### WHAT THIS TASK INVOLVES
Set down verbatim the lines of the listing, beginning with its first line and continuing through the line that contains "series-2 (162, 683, 178, 694)".

### RECORDS PROVIDED
# # # # #
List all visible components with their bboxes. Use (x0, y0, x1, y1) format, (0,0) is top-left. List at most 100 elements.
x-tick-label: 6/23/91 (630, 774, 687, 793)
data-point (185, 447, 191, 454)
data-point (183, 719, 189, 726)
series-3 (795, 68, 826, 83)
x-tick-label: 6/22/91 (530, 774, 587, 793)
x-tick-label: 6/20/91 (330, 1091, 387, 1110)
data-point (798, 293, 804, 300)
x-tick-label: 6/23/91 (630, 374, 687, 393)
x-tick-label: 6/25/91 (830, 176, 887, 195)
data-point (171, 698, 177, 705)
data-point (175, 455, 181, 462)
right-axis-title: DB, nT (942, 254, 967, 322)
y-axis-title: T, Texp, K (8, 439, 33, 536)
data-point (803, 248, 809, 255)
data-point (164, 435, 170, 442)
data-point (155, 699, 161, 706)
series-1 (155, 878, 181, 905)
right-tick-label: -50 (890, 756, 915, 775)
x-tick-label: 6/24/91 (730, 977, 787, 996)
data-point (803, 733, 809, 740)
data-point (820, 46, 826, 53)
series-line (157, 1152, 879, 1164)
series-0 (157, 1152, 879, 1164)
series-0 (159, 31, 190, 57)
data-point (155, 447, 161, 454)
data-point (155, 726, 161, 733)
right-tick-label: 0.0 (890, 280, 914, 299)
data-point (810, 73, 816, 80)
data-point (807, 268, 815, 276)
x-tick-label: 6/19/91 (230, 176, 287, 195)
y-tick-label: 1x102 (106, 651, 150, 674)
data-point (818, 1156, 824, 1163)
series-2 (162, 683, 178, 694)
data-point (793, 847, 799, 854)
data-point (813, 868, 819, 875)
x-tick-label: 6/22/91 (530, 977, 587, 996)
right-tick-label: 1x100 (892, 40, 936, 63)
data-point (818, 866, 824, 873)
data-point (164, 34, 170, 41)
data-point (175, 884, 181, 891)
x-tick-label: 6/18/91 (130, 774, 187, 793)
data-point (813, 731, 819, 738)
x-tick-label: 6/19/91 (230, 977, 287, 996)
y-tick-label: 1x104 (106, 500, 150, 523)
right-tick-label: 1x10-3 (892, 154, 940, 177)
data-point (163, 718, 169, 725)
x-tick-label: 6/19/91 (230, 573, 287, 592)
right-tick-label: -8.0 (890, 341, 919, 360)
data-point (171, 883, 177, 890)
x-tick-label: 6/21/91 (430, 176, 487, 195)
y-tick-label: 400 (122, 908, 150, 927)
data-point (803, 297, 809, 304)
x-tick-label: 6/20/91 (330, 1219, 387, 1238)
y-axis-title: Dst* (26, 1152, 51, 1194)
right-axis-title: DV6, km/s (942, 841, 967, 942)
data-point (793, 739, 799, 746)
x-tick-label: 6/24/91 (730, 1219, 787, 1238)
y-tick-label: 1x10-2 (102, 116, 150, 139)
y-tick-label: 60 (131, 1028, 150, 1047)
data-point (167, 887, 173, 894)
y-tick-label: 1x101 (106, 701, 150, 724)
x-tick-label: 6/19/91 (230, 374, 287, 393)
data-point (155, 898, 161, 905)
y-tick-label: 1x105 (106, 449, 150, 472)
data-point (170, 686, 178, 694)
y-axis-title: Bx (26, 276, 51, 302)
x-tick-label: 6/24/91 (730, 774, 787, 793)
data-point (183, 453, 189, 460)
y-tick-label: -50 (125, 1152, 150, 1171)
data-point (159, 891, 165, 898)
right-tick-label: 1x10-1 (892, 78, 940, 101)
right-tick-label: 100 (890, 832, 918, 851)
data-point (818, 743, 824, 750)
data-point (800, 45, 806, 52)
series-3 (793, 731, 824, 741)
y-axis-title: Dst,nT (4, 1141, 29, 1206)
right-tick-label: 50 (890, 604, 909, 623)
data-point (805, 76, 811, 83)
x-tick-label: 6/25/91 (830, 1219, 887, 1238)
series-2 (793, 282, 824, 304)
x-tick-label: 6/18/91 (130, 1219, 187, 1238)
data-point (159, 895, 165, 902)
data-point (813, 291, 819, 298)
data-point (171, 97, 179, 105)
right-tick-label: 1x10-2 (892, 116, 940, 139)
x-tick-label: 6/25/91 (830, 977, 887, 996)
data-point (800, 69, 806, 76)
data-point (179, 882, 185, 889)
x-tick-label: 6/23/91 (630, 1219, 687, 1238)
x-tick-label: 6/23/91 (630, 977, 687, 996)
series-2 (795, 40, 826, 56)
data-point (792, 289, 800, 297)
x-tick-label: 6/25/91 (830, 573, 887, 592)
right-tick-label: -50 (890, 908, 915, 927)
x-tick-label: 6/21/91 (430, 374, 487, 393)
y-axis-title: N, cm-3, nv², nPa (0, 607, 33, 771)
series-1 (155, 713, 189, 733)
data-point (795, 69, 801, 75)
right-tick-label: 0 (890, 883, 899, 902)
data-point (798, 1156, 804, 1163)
# # # # #
### ANSWER TO THE PROBLEM
List all visible components with their bboxes. Use (x0, y0, x1, y1) format, (0,0) is top-left. List at most 100 elements.
x-tick-label: 6/23/91 (630, 774, 687, 793)
data-point (185, 447, 191, 454)
data-point (183, 719, 189, 726)
series-3 (795, 68, 826, 83)
x-tick-label: 6/22/91 (530, 774, 587, 793)
x-tick-label: 6/20/91 (330, 1091, 387, 1110)
data-point (798, 293, 804, 300)
x-tick-label: 6/23/91 (630, 374, 687, 393)
x-tick-label: 6/25/91 (830, 176, 887, 195)
data-point (171, 698, 177, 705)
data-point (175, 455, 181, 462)
right-axis-title: DB, nT (942, 254, 967, 322)
y-axis-title: T, Texp, K (8, 439, 33, 536)
data-point (803, 248, 809, 255)
data-point (164, 435, 170, 442)
data-point (155, 699, 161, 706)
series-1 (155, 878, 181, 905)
right-tick-label: -50 (890, 756, 915, 775)
x-tick-label: 6/24/91 (730, 977, 787, 996)
data-point (803, 733, 809, 740)
data-point (820, 46, 826, 53)
series-line (157, 1152, 879, 1164)
series-0 (157, 1152, 879, 1164)
series-0 (159, 31, 190, 57)
data-point (155, 447, 161, 454)
data-point (155, 726, 161, 733)
right-tick-label: 0.0 (890, 280, 914, 299)
data-point (810, 73, 816, 80)
data-point (807, 268, 815, 276)
x-tick-label: 6/19/91 (230, 176, 287, 195)
y-tick-label: 1x102 (106, 651, 150, 674)
data-point (818, 1156, 824, 1163)
series-2 (162, 683, 178, 694)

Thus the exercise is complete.